__Task set__.
1. In the article on Bradley Manning's treatment, how many charges does Manning face under the Espionage Act?
2. Decide whether each statement agrees with the article on Bradley Manning's treatment. Answer yes or no and quote the deciding words. (a) Mendez made his remarks at a UN Human Rights Council meeting in Geneva. (b) Manning pleaded guilty at the opening hearing of his court martial. (c) Manning was moved to Fort Leavenworth prison in Kansas in April 2011.
3. Continue the article on Bradley Manning's treatment, starting after its final paragraph.

__Selected passage__.

---

UN torture official denounces US treatment of Bradley Manning

By Kate Randall
9 March 2012

The UN’s top torture official has denounced the US government’s “cruel, inhuman” treatment of Bradley Manning. The 24-year-old Army private has been held for nearly 20 months, accused of leaking documentary evidence of US war crimes in Iraq and Afghanistan to the whistleblower organization WikiLeaks.

Speaking Monday at a UN Human Rights Council meeting in Geneva, Juan Ernesto Mendez, the UN special rapporteur on torture, told AFP, “I believe Bradley Manning was subjected to cruel, inhuman and degrading treatment in the excessive and prolonged isolation he was put in during the eight months he was in Quantico,” referring to the US military prison near Washington DC.

Manning faces 22 charges under the Espionage Act, including “aiding the enemy.” Although military prosecutors have stated previously that they are “only” pursuing a sentence of life in prison, Manning may still be subject to the death penalty under court martial.

Manning entered no plea in the opening hearing of his military court martial on February 23. The torturous treatment he has faced in prison has been aimed at forcing him into precisely such a plea to aid in the government’s case against WikiLeak’s founder Julian Assange.

The UN torture investigator’s denunciation of Manning’s treatment concerns the eight months he was held in Quantico before being moved in April 2011 to Fort Leavenworth prison in Kansas. Mendez said that while “fortunately” Manning’s conditions of confinement had supposedly improved after the transfer, “the explanation I was given for those eight months was not convincing for me.”

During this period, Manning was held in maximum custody and virtual isolation, locked in his cell 23 hours a day and kept under 24-hour surveillance. He was stripped of his clothing at night, and permitted extremely limited access to reading material. For more than a week in early March 2011 he was forced to stand totally naked for morning inspection in front of his cell.

---

__Record excerpts__.
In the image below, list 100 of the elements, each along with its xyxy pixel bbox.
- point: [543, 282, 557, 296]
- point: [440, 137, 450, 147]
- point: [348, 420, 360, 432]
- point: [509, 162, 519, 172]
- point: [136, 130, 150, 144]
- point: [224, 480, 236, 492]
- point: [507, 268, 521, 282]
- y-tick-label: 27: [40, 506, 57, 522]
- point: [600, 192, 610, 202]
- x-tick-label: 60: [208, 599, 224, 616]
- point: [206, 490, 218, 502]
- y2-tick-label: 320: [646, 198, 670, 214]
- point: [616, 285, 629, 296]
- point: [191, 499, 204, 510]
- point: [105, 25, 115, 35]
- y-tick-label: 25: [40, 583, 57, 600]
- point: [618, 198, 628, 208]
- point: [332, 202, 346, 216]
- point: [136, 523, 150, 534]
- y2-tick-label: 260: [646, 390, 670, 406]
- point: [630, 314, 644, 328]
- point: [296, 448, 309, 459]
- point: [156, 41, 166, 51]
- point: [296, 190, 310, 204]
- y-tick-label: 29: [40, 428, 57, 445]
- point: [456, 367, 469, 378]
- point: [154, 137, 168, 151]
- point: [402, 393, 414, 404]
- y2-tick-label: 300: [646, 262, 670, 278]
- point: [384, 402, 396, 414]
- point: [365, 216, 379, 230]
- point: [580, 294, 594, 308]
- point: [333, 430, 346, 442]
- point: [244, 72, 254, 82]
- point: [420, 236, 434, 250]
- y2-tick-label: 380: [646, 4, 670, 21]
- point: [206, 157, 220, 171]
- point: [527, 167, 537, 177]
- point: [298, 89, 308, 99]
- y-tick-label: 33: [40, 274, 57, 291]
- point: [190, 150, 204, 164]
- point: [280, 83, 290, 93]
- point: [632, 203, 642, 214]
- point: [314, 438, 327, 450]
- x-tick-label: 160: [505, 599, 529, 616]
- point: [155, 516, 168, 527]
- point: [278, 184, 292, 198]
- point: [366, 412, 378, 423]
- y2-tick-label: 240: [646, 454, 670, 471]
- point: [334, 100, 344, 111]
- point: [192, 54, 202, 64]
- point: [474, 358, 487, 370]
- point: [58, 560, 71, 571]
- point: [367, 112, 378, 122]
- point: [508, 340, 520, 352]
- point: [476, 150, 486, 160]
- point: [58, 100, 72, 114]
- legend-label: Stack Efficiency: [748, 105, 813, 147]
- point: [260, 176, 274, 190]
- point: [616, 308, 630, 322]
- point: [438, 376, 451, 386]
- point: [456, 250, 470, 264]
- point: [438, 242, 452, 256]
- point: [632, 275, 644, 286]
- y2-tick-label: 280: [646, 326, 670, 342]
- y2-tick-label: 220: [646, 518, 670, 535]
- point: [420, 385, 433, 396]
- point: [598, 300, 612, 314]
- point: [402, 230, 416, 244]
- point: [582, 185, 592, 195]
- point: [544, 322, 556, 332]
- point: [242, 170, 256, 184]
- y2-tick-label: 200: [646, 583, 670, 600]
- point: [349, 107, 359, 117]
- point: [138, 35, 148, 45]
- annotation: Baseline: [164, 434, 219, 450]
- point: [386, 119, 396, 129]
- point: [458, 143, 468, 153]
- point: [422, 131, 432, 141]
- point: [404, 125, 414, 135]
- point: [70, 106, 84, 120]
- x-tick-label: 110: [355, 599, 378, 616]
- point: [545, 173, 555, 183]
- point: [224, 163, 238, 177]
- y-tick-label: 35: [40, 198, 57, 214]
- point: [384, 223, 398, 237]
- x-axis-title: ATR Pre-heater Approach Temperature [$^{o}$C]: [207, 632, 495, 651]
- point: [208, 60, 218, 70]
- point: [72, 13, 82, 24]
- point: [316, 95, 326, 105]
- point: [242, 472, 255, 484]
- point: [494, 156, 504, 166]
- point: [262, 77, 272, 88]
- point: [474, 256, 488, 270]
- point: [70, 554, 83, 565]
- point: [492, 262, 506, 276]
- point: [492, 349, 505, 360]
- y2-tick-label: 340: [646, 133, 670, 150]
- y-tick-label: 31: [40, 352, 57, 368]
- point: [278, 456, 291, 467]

---

__Task results__.
1. Manning faces 22 charges under the Espionage Act, including "aiding the enemy."

2.
(a) Yes: "Speaking Monday at a UN Human Rights Council meeting in Geneva"
(b) No: "Manning entered no plea in the opening hearing of his military court martial on February 23."
(c) Yes: "before being moved in April 2011 to Fort Leavenworth prison in Kansas"

3.
Over the past year, UN special rapporteur Mendez repeatedly complained through official US government channels that his investigation into the treatment of Manning was being obstructed by the Obama administration. Mendez sought to gain unrestricted access to the prisoner, but was repeatedly rebuffed.

After several meetings with Obama administration officials, the US Department of Defense agreed to allow Mendez to visit Manning in prison, but stipulated that their conversation would be monitored. A July 12, 2011 statement by the UN Human Rights Office of the High Commissioner states: “On humanitarian grounds and under protest, Mendez offered to Manning, through his counsel, to visit him under these restrictive conditions, an offer that Manning has declined.”

Mendez stated at the time: “The question of my unfettered access to a detainee goes beyond my request to meet with Mr. Manning—it touches on whether I will be able to conduct private and unmonitored interviews with detainees if I were to conduct a country visit to the United States.”

As in other questions of international law, such as the execution of foreign nationals and other violations of human rights, the United States government continues to flout investigations and directives of international legal bodies. Having signed into law late last year the National Defense Authorization Act, the Obama administration has formally repudiated the right of habeas corpus and upheld the policy of indefinite military detention without charge.

If Bradley Manning’s trial begins as expected on August 3, he will have been held for more than 800 days without being convicted of a crime. The thousands of documents he is accused of passing to WikiLeaks include evidence of civilian deaths at the hands of the US military, as well as US diplomatic dealings propping up corrupt and dictatorial regimes around the world.

While Private Manning has been held in conditions amounting to torture, the US troops and officers responsible for unspeakable crimes against civilians in Iraq, Afghanistan and elsewhere go free, and the top US government officials ultimately responsible for them face no charges.

Meanwhile, Julian Assange remains in Britain fighting extradition to Sweden, where he faces baseless sexual assault accusations. Internal emails recently obtained from the US private intelligence firm Stratfor indicate that the Obama administration has had a secret indictment against Assange for more than a year.

Stratfor’s Fred Burton, former deputy chief of the US Department of State’s counterterrorism division for the Diplomatic Security Service, wrote in one of these emails, “I look forward to Manning and Assange facing a bajillion-thousand counts [of espionage].”

The Stratfor correspondence makes clear the connection between the likely indictment of Julian Assange and the brutal imprisonment of Bradley Manning. Both are being pursued and persecuted because the WikiLeaks cables have served to expose the criminal machinations of US imperialism and its allies.